» **TASK REQUIREMENTS**
Please rewrite the stretch of lines from the line containing "List 86 of the" through the line containing "play-circle-icon bbox=[139, 516, 151, 529]", swapping "download-icon" for "save-icon" and keeping everything else the same. Omit the pictures from your answer.

» **GIVEN DATA**
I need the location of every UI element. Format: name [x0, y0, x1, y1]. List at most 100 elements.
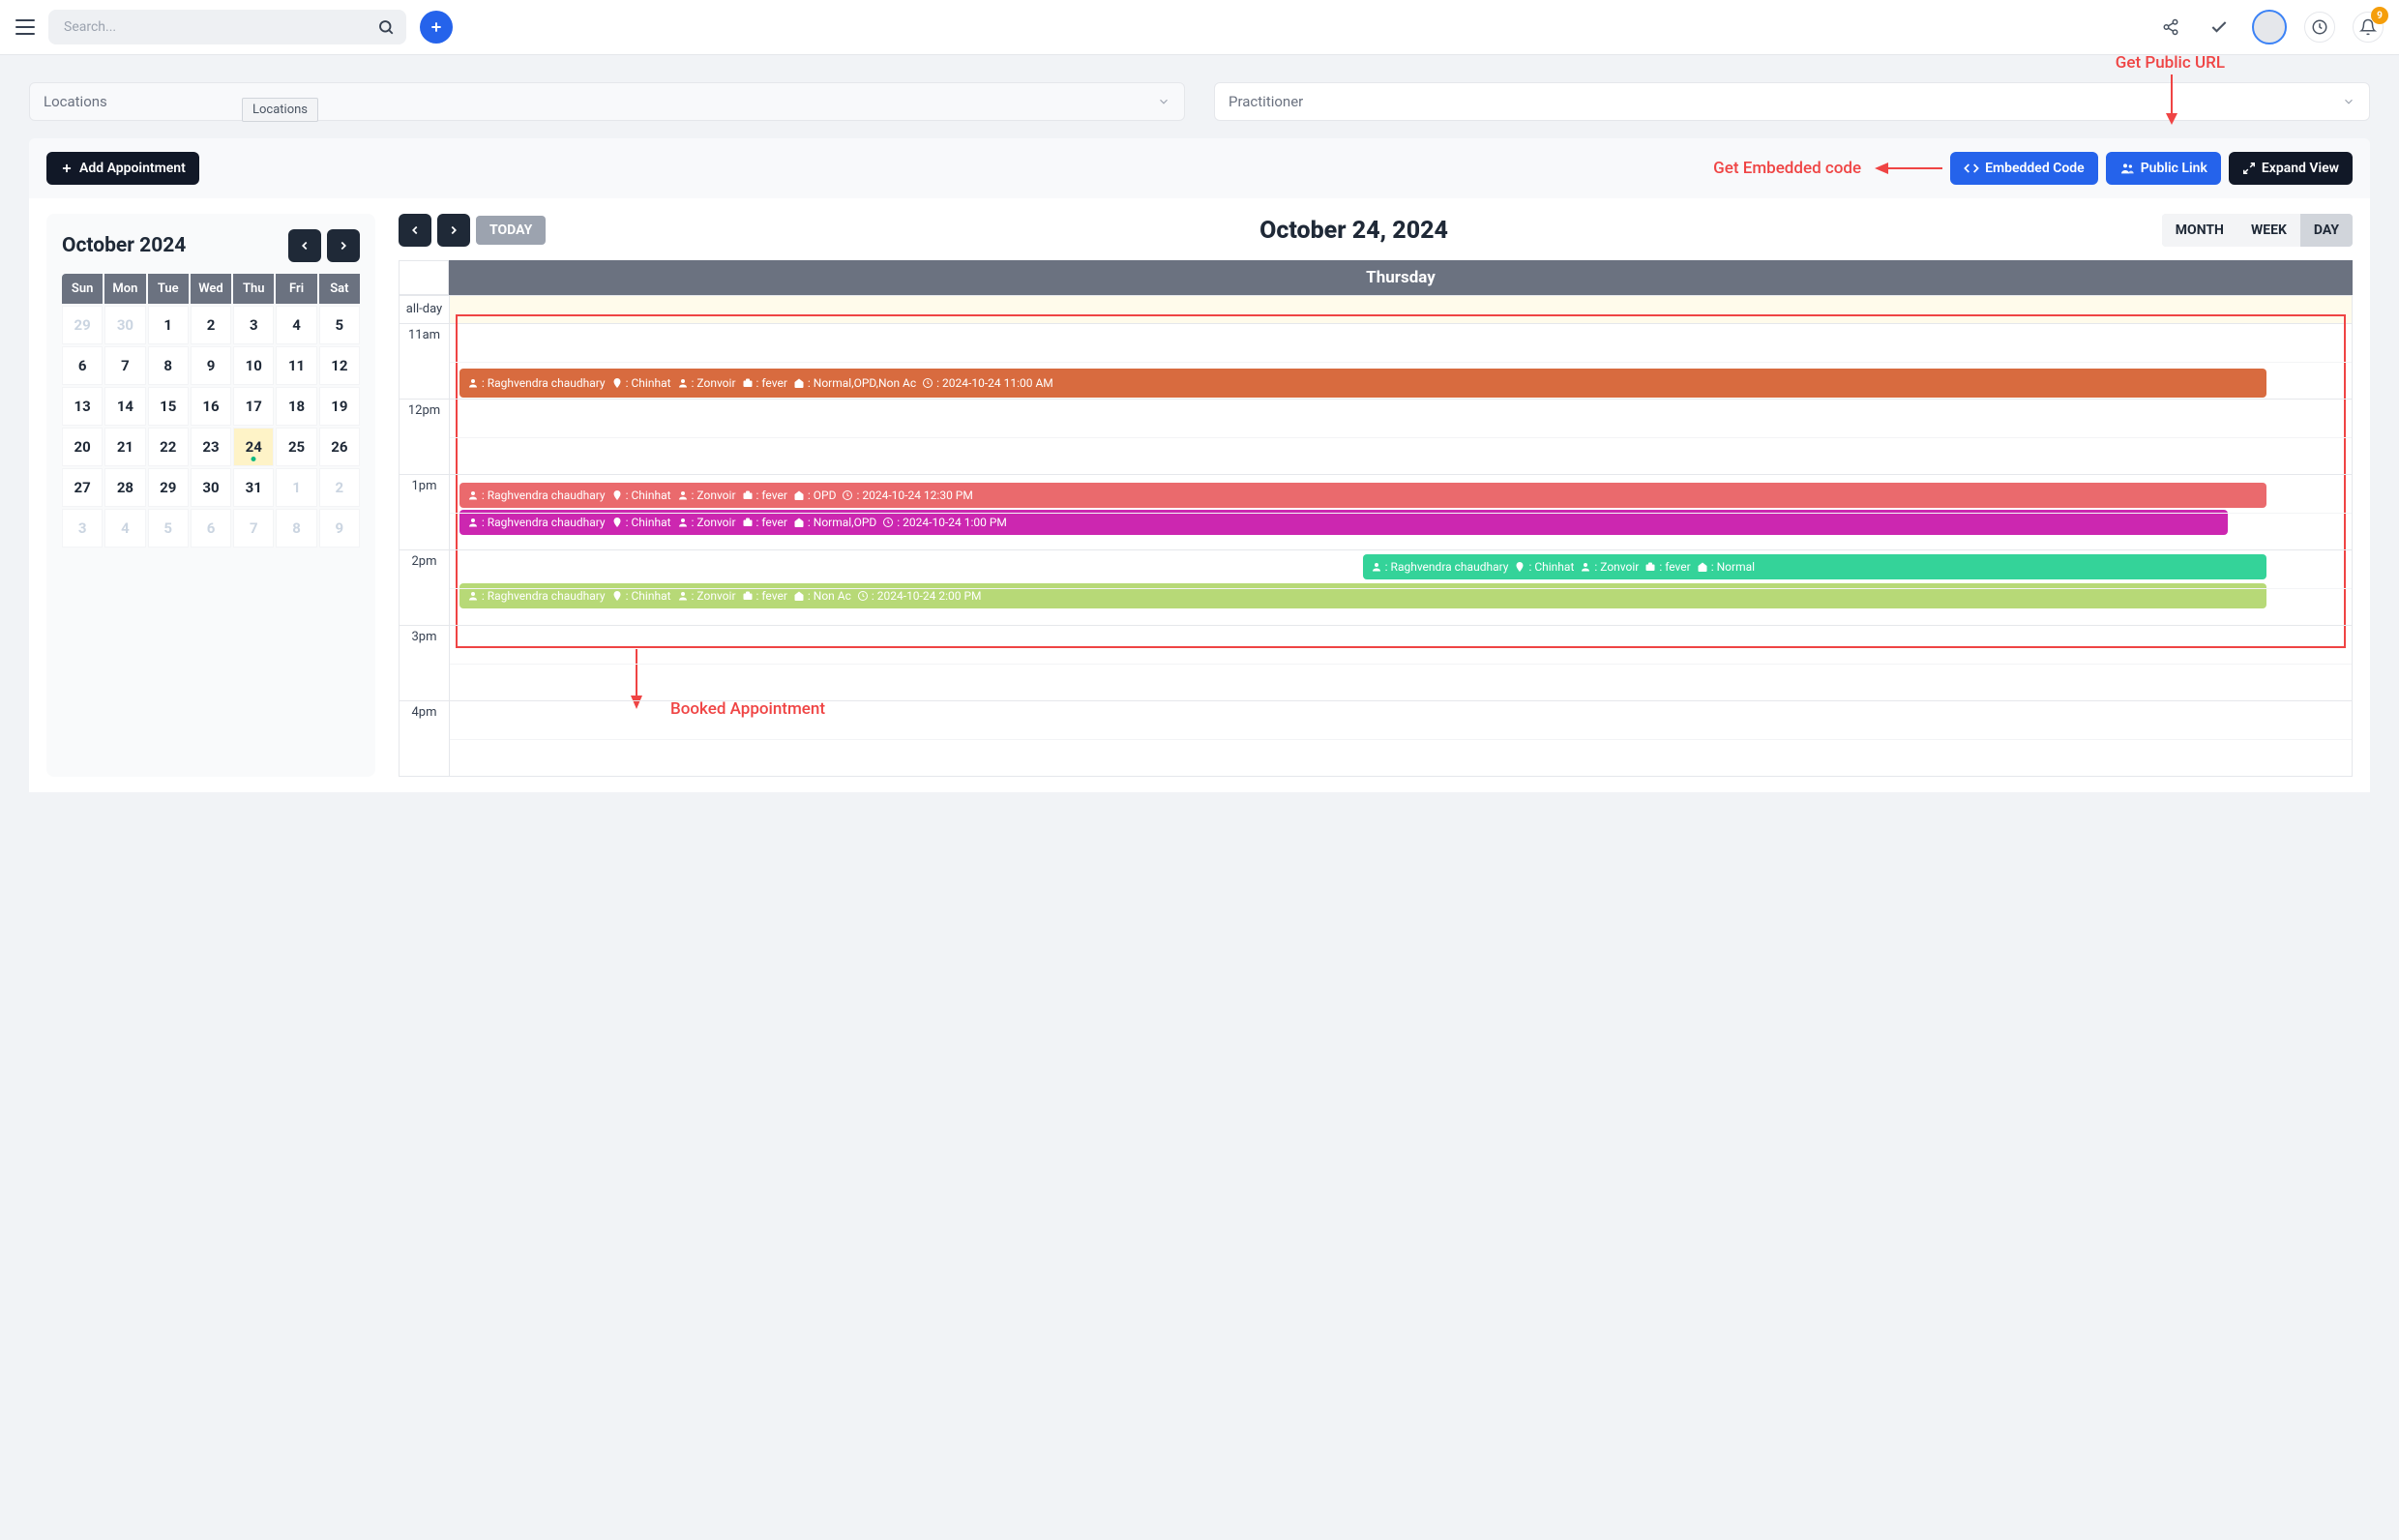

---

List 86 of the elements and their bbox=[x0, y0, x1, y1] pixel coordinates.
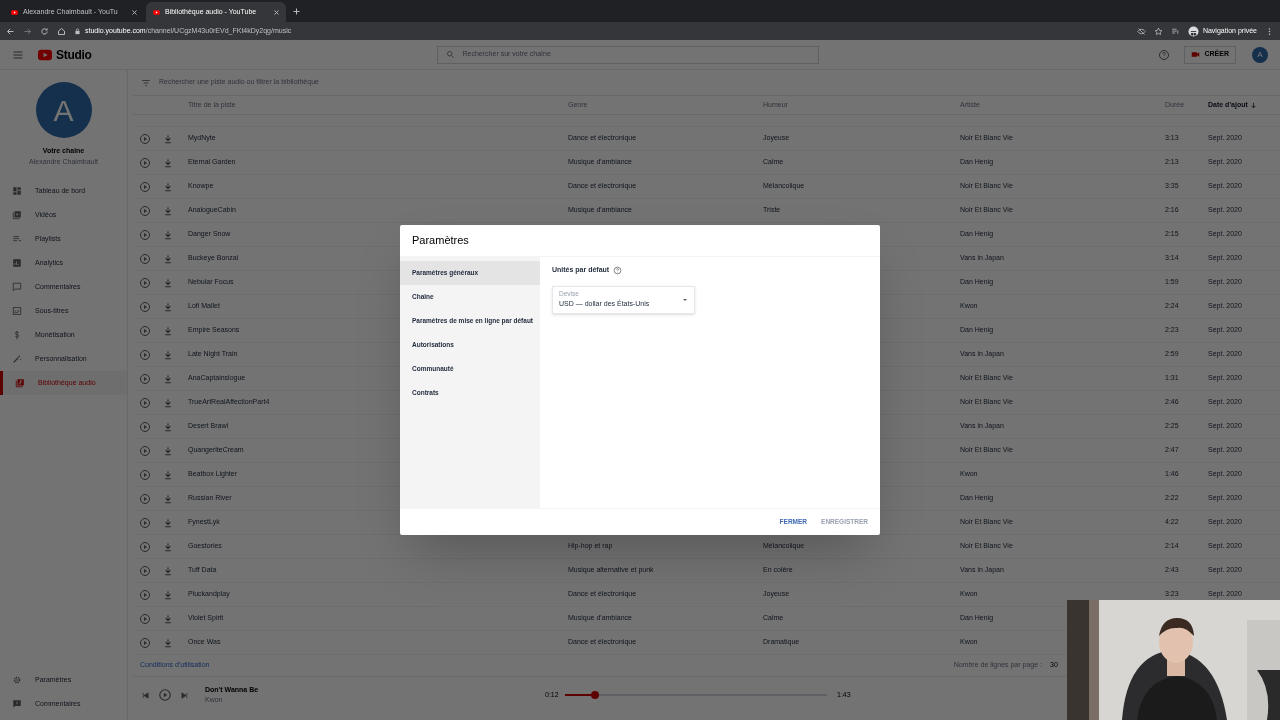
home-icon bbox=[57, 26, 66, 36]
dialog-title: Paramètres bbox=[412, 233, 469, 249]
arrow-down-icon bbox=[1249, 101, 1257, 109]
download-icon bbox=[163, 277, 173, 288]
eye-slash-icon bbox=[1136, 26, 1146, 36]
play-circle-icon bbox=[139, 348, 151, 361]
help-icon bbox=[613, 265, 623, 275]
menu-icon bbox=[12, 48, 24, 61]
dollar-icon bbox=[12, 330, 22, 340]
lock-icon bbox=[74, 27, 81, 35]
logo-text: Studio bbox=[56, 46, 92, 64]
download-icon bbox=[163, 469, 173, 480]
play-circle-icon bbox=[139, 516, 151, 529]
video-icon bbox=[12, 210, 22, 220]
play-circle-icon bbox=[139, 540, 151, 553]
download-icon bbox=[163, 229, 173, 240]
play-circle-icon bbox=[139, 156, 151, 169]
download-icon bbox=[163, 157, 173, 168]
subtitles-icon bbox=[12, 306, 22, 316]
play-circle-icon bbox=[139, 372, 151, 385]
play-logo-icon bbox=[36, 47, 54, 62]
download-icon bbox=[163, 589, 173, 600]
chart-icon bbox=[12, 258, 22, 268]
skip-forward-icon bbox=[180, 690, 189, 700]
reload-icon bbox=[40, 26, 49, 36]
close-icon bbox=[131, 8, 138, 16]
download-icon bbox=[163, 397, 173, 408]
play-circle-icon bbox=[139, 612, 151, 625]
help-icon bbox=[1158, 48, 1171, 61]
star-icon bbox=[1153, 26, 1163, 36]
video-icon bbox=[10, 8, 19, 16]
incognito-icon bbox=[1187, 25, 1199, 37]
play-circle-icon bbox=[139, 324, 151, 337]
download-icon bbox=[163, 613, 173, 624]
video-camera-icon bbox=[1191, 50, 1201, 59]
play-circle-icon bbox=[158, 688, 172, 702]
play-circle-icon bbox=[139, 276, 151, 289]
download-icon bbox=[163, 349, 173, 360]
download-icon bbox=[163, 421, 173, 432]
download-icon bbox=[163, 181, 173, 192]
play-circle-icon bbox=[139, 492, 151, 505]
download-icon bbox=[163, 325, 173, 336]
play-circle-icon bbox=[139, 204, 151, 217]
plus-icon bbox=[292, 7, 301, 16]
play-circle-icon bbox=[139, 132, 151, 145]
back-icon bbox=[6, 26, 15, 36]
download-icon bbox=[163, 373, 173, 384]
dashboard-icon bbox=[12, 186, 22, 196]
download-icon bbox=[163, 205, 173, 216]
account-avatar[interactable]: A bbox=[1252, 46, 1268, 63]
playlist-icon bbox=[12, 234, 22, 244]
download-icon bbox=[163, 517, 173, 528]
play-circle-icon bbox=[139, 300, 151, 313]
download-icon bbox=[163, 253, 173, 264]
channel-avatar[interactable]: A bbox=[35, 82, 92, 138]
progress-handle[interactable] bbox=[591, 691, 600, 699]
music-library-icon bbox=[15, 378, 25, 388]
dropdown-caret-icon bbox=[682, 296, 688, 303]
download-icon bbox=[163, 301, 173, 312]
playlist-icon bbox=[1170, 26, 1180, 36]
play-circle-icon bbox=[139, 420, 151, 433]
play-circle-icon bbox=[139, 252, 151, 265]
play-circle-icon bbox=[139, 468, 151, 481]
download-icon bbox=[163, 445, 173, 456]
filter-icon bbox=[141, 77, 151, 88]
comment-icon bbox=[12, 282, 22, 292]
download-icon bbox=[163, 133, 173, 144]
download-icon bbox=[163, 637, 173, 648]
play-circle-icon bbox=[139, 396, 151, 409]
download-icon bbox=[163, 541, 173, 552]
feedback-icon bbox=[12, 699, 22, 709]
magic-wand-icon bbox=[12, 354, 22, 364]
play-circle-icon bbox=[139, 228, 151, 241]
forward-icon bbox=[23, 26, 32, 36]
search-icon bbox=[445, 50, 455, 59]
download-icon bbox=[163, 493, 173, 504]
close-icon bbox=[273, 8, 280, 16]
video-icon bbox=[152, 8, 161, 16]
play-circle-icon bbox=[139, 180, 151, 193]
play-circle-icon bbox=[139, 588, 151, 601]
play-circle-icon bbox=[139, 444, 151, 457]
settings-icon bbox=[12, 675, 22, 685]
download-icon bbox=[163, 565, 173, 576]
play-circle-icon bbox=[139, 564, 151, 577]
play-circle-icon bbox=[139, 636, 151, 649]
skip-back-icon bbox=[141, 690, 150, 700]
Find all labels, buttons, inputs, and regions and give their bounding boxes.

» **EXPECTED ANSWER**
List 86 of the elements and their bbox=[x0, y0, x1, y1] pixel coordinates.
home-icon bbox=[57, 26, 66, 36]
dialog-title: Paramètres bbox=[412, 233, 469, 249]
arrow-down-icon bbox=[1249, 101, 1257, 109]
save-icon bbox=[163, 277, 173, 288]
eye-slash-icon bbox=[1136, 26, 1146, 36]
play-circle-icon bbox=[139, 348, 151, 361]
help-icon bbox=[613, 265, 623, 275]
menu-icon bbox=[12, 48, 24, 61]
dollar-icon bbox=[12, 330, 22, 340]
lock-icon bbox=[74, 27, 81, 35]
logo-text: Studio bbox=[56, 46, 92, 64]
save-icon bbox=[163, 469, 173, 480]
play-circle-icon bbox=[139, 516, 151, 529]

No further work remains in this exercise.